- [Set exercise] Your task is to give the listing below back word for word, pictures excluded.

##### Record list #####

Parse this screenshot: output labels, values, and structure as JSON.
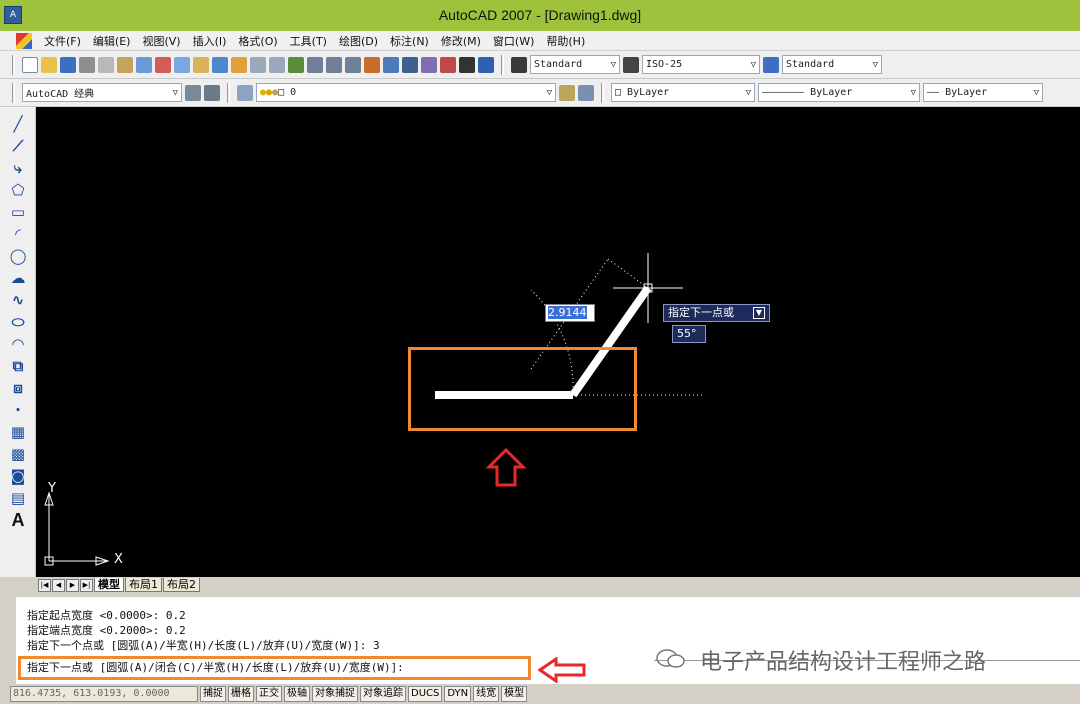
{
  "window": {
    "title": "AutoCAD 2007 - [Drawing1.dwg]",
    "app_icon": "autocad-app-icon"
  },
  "menu": [
    "文件(F)",
    "编辑(E)",
    "视图(V)",
    "插入(I)",
    "格式(O)",
    "工具(T)",
    "绘图(D)",
    "标注(N)",
    "修改(M)",
    "窗口(W)",
    "帮助(H)"
  ],
  "toolbar": {
    "text_style": "Standard",
    "dim_style": "ISO-25",
    "table_style": "Standard",
    "workspace": "AutoCAD 经典",
    "layer": "0",
    "color": "ByLayer",
    "linetype": "ByLayer",
    "lineweight": "ByLayer"
  },
  "draw_tools": [
    "line-icon",
    "construction-line-icon",
    "polyline-icon",
    "polygon-icon",
    "rectangle-icon",
    "arc-icon",
    "circle-icon",
    "revcloud-icon",
    "spline-icon",
    "ellipse-icon",
    "ellipse-arc-icon",
    "insert-block-icon",
    "make-block-icon",
    "point-icon",
    "hatch-icon",
    "gradient-icon",
    "region-icon",
    "table-icon"
  ],
  "draw_text_tool": "A",
  "canvas": {
    "dynamic_input_value": "2.9144",
    "dynamic_prompt": "指定下一点或",
    "dynamic_angle": "55°",
    "ucs_x": "X",
    "ucs_y": "Y"
  },
  "layout_tabs": [
    "模型",
    "布局1",
    "布局2"
  ],
  "command_lines": [
    "指定起点宽度 <0.0000>: 0.2",
    "指定端点宽度 <0.2000>: 0.2",
    "指定下一个点或 [圆弧(A)/半宽(H)/长度(L)/放弃(U)/宽度(W)]: 3",
    "指定下一点或 [圆弧(A)/闭合(C)/半宽(H)/长度(L)/放弃(U)/宽度(W)]:"
  ],
  "watermark": "电子产品结构设计工程师之路",
  "status": {
    "coords": "816.4735, 613.0193, 0.0000",
    "buttons": [
      "捕捉",
      "栅格",
      "正交",
      "极轴",
      "对象捕捉",
      "对象追踪",
      "DUCS",
      "DYN",
      "线宽",
      "模型"
    ]
  },
  "colors": {
    "highlight_orange": "#f08a30",
    "arrow_red": "#e8282a",
    "titlebar_green": "#9ec23c",
    "canvas_black": "#000000"
  }
}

#####

- [Answer to the task]
Parse this screenshot: output labels, values, and structure as JSON.
{
  "window": {
    "title": "AutoCAD 2007 - [Drawing1.dwg]",
    "app_icon": "autocad-app-icon"
  },
  "menu": [
    "文件(F)",
    "编辑(E)",
    "视图(V)",
    "插入(I)",
    "格式(O)",
    "工具(T)",
    "绘图(D)",
    "标注(N)",
    "修改(M)",
    "窗口(W)",
    "帮助(H)"
  ],
  "toolbar": {
    "text_style": "Standard",
    "dim_style": "ISO-25",
    "table_style": "Standard",
    "workspace": "AutoCAD 经典",
    "layer": "0",
    "color": "ByLayer",
    "linetype": "ByLayer",
    "lineweight": "ByLayer"
  },
  "draw_tools": [
    "line-icon",
    "construction-line-icon",
    "polyline-icon",
    "polygon-icon",
    "rectangle-icon",
    "arc-icon",
    "circle-icon",
    "revcloud-icon",
    "spline-icon",
    "ellipse-icon",
    "ellipse-arc-icon",
    "insert-block-icon",
    "make-block-icon",
    "point-icon",
    "hatch-icon",
    "gradient-icon",
    "region-icon",
    "table-icon"
  ],
  "draw_text_tool": "A",
  "canvas": {
    "dynamic_input_value": "2.9144",
    "dynamic_prompt": "指定下一点或",
    "dynamic_angle": "55°",
    "ucs_x": "X",
    "ucs_y": "Y"
  },
  "layout_tabs": [
    "模型",
    "布局1",
    "布局2"
  ],
  "command_lines": [
    "指定起点宽度 <0.0000>: 0.2",
    "指定端点宽度 <0.2000>: 0.2",
    "指定下一个点或 [圆弧(A)/半宽(H)/长度(L)/放弃(U)/宽度(W)]: 3",
    "指定下一点或 [圆弧(A)/闭合(C)/半宽(H)/长度(L)/放弃(U)/宽度(W)]:"
  ],
  "watermark": "电子产品结构设计工程师之路",
  "status": {
    "coords": "816.4735, 613.0193, 0.0000",
    "buttons": [
      "捕捉",
      "栅格",
      "正交",
      "极轴",
      "对象捕捉",
      "对象追踪",
      "DUCS",
      "DYN",
      "线宽",
      "模型"
    ]
  },
  "colors": {
    "highlight_orange": "#f08a30",
    "arrow_red": "#e8282a",
    "titlebar_green": "#9ec23c",
    "canvas_black": "#000000"
  }
}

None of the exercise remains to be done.